#### [Aim]
Return every record verbatim.

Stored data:
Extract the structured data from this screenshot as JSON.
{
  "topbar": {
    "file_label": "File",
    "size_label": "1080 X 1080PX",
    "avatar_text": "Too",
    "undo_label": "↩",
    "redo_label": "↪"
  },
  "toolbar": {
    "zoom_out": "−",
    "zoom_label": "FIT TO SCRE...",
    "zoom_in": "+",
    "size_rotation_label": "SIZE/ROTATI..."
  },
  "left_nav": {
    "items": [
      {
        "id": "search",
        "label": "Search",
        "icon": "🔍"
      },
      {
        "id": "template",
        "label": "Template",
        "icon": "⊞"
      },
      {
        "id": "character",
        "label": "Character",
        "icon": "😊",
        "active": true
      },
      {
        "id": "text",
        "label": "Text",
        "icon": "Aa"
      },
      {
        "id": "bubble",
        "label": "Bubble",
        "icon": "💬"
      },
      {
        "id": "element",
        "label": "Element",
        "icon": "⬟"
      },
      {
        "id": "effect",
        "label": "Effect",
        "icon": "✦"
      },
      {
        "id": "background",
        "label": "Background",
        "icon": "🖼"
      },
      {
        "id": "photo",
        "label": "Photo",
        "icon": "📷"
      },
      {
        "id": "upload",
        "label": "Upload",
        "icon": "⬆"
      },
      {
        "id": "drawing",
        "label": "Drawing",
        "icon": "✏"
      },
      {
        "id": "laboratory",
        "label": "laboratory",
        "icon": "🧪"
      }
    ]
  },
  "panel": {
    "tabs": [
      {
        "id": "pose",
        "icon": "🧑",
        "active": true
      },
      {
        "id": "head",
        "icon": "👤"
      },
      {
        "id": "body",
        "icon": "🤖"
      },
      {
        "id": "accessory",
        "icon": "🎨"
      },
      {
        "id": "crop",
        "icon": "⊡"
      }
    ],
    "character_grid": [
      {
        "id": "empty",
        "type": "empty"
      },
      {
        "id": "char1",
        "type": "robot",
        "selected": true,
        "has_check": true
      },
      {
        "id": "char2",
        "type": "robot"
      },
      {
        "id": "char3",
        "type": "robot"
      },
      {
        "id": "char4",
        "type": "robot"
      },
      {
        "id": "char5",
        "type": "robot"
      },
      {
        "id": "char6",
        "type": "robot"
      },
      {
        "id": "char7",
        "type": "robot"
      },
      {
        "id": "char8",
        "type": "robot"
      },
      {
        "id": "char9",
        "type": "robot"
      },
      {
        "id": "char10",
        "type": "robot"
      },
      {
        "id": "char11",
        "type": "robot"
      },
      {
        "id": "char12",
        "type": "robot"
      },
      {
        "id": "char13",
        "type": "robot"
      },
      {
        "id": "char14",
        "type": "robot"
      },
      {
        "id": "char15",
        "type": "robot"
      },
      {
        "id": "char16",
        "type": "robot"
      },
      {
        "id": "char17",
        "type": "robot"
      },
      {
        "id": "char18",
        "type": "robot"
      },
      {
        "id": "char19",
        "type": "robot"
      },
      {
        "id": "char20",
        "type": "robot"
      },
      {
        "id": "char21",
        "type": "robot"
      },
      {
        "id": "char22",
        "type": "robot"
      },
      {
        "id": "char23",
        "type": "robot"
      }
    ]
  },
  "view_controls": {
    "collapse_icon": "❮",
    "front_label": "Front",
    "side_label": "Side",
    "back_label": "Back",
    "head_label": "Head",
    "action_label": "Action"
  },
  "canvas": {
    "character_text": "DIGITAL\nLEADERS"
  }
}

#### [The answer]
Extract the structured data from this screenshot as JSON.
{
  "topbar": {
    "file_label": "File",
    "size_label": "1080 X 1080PX",
    "avatar_text": "Too",
    "undo_label": "↩",
    "redo_label": "↪"
  },
  "toolbar": {
    "zoom_out": "−",
    "zoom_label": "FIT TO SCRE...",
    "zoom_in": "+",
    "size_rotation_label": "SIZE/ROTATI..."
  },
  "left_nav": {
    "items": [
      {
        "id": "search",
        "label": "Search",
        "icon": "🔍"
      },
      {
        "id": "template",
        "label": "Template",
        "icon": "⊞"
      },
      {
        "id": "character",
        "label": "Character",
        "icon": "😊",
        "active": true
      },
      {
        "id": "text",
        "label": "Text",
        "icon": "Aa"
      },
      {
        "id": "bubble",
        "label": "Bubble",
        "icon": "💬"
      },
      {
        "id": "element",
        "label": "Element",
        "icon": "⬟"
      },
      {
        "id": "effect",
        "label": "Effect",
        "icon": "✦"
      },
      {
        "id": "background",
        "label": "Background",
        "icon": "🖼"
      },
      {
        "id": "photo",
        "label": "Photo",
        "icon": "📷"
      },
      {
        "id": "upload",
        "label": "Upload",
        "icon": "⬆"
      },
      {
        "id": "drawing",
        "label": "Drawing",
        "icon": "✏"
      },
      {
        "id": "laboratory",
        "label": "laboratory",
        "icon": "🧪"
      }
    ]
  },
  "panel": {
    "tabs": [
      {
        "id": "pose",
        "icon": "🧑",
        "active": true
      },
      {
        "id": "head",
        "icon": "👤"
      },
      {
        "id": "body",
        "icon": "🤖"
      },
      {
        "id": "accessory",
        "icon": "🎨"
      },
      {
        "id": "crop",
        "icon": "⊡"
      }
    ],
    "character_grid": [
      {
        "id": "empty",
        "type": "empty"
      },
      {
        "id": "char1",
        "type": "robot",
        "selected": true,
        "has_check": true
      },
      {
        "id": "char2",
        "type": "robot"
      },
      {
        "id": "char3",
        "type": "robot"
      },
      {
        "id": "char4",
        "type": "robot"
      },
      {
        "id": "char5",
        "type": "robot"
      },
      {
        "id": "char6",
        "type": "robot"
      },
      {
        "id": "char7",
        "type": "robot"
      },
      {
        "id": "char8",
        "type": "robot"
      },
      {
        "id": "char9",
        "type": "robot"
      },
      {
        "id": "char10",
        "type": "robot"
      },
      {
        "id": "char11",
        "type": "robot"
      },
      {
        "id": "char12",
        "type": "robot"
      },
      {
        "id": "char13",
        "type": "robot"
      },
      {
        "id": "char14",
        "type": "robot"
      },
      {
        "id": "char15",
        "type": "robot"
      },
      {
        "id": "char16",
        "type": "robot"
      },
      {
        "id": "char17",
        "type": "robot"
      },
      {
        "id": "char18",
        "type": "robot"
      },
      {
        "id": "char19",
        "type": "robot"
      },
      {
        "id": "char20",
        "type": "robot"
      },
      {
        "id": "char21",
        "type": "robot"
      },
      {
        "id": "char22",
        "type": "robot"
      },
      {
        "id": "char23",
        "type": "robot"
      }
    ]
  },
  "view_controls": {
    "collapse_icon": "❮",
    "front_label": "Front",
    "side_label": "Side",
    "back_label": "Back",
    "head_label": "Head",
    "action_label": "Action"
  },
  "canvas": {
    "character_text": "DIGITAL\nLEADERS"
  }
}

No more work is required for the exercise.